--- DIRECTIONS ---
Every record below should be transcribed exactly. Omit the images.

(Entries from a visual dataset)
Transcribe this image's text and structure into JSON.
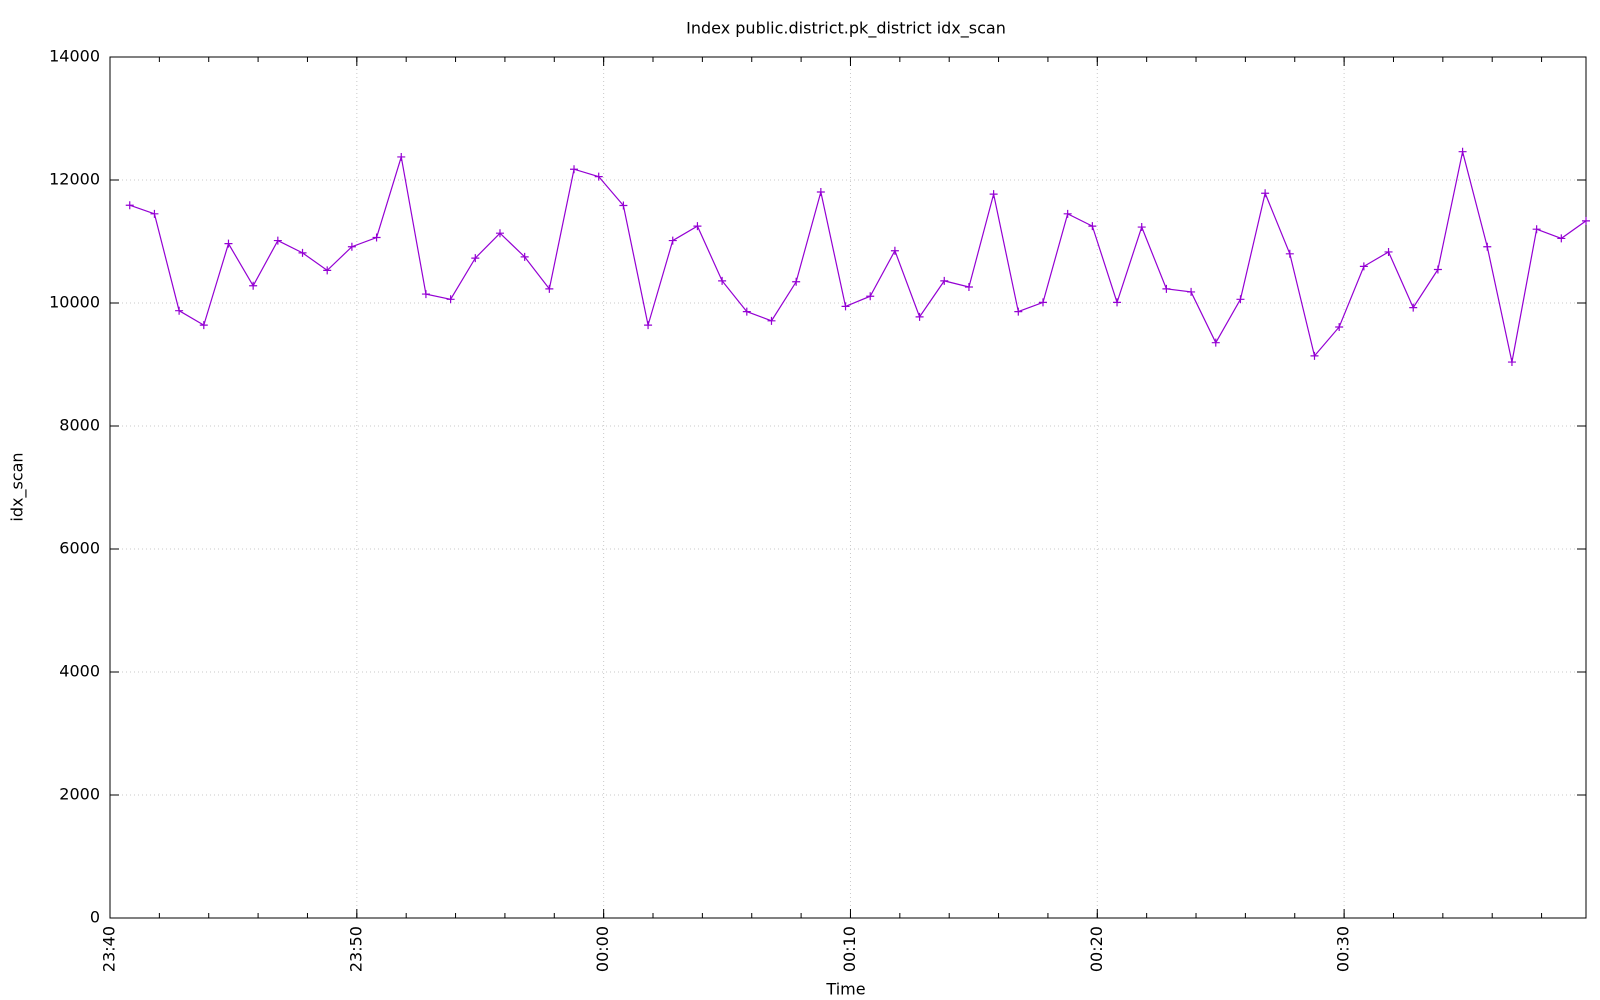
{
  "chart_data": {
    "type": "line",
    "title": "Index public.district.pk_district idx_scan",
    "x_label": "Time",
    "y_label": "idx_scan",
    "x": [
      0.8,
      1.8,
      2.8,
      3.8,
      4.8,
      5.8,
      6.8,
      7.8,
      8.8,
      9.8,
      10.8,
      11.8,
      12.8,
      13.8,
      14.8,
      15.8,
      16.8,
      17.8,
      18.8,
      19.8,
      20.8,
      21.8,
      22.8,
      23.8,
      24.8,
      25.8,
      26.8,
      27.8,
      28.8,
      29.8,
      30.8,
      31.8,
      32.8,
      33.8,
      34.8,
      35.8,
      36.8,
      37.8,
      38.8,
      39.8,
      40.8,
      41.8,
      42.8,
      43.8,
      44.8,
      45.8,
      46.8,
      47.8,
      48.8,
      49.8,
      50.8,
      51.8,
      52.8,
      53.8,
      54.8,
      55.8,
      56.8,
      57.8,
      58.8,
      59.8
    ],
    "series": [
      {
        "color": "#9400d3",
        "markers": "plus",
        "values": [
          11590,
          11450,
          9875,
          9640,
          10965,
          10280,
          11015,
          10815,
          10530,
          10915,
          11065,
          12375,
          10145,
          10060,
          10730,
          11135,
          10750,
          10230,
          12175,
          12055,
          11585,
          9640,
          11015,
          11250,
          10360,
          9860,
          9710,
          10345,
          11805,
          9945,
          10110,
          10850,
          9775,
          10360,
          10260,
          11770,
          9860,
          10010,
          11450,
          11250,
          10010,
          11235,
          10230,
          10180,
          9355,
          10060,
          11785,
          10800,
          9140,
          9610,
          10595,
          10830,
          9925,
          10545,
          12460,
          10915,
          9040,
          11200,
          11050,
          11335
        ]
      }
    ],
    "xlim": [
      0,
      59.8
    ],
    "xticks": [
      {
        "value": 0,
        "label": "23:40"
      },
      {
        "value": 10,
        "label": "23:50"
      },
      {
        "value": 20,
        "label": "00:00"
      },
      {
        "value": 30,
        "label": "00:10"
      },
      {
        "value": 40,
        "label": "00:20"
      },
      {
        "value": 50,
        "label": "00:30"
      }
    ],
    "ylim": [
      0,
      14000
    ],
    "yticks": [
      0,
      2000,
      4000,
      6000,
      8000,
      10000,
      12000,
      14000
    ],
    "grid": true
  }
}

--- ANSWER ---
Transcribe this image's text and structure into JSON.
{
  "chart_data": {
    "type": "line",
    "title": "Index public.district.pk_district idx_scan",
    "x_label": "Time",
    "y_label": "idx_scan",
    "x": [
      0.8,
      1.8,
      2.8,
      3.8,
      4.8,
      5.8,
      6.8,
      7.8,
      8.8,
      9.8,
      10.8,
      11.8,
      12.8,
      13.8,
      14.8,
      15.8,
      16.8,
      17.8,
      18.8,
      19.8,
      20.8,
      21.8,
      22.8,
      23.8,
      24.8,
      25.8,
      26.8,
      27.8,
      28.8,
      29.8,
      30.8,
      31.8,
      32.8,
      33.8,
      34.8,
      35.8,
      36.8,
      37.8,
      38.8,
      39.8,
      40.8,
      41.8,
      42.8,
      43.8,
      44.8,
      45.8,
      46.8,
      47.8,
      48.8,
      49.8,
      50.8,
      51.8,
      52.8,
      53.8,
      54.8,
      55.8,
      56.8,
      57.8,
      58.8,
      59.8
    ],
    "series": [
      {
        "color": "#9400d3",
        "markers": "plus",
        "values": [
          11590,
          11450,
          9875,
          9640,
          10965,
          10280,
          11015,
          10815,
          10530,
          10915,
          11065,
          12375,
          10145,
          10060,
          10730,
          11135,
          10750,
          10230,
          12175,
          12055,
          11585,
          9640,
          11015,
          11250,
          10360,
          9860,
          9710,
          10345,
          11805,
          9945,
          10110,
          10850,
          9775,
          10360,
          10260,
          11770,
          9860,
          10010,
          11450,
          11250,
          10010,
          11235,
          10230,
          10180,
          9355,
          10060,
          11785,
          10800,
          9140,
          9610,
          10595,
          10830,
          9925,
          10545,
          12460,
          10915,
          9040,
          11200,
          11050,
          11335
        ]
      }
    ],
    "xlim": [
      0,
      59.8
    ],
    "xticks": [
      {
        "value": 0,
        "label": "23:40"
      },
      {
        "value": 10,
        "label": "23:50"
      },
      {
        "value": 20,
        "label": "00:00"
      },
      {
        "value": 30,
        "label": "00:10"
      },
      {
        "value": 40,
        "label": "00:20"
      },
      {
        "value": 50,
        "label": "00:30"
      }
    ],
    "ylim": [
      0,
      14000
    ],
    "yticks": [
      0,
      2000,
      4000,
      6000,
      8000,
      10000,
      12000,
      14000
    ],
    "grid": true
  }
}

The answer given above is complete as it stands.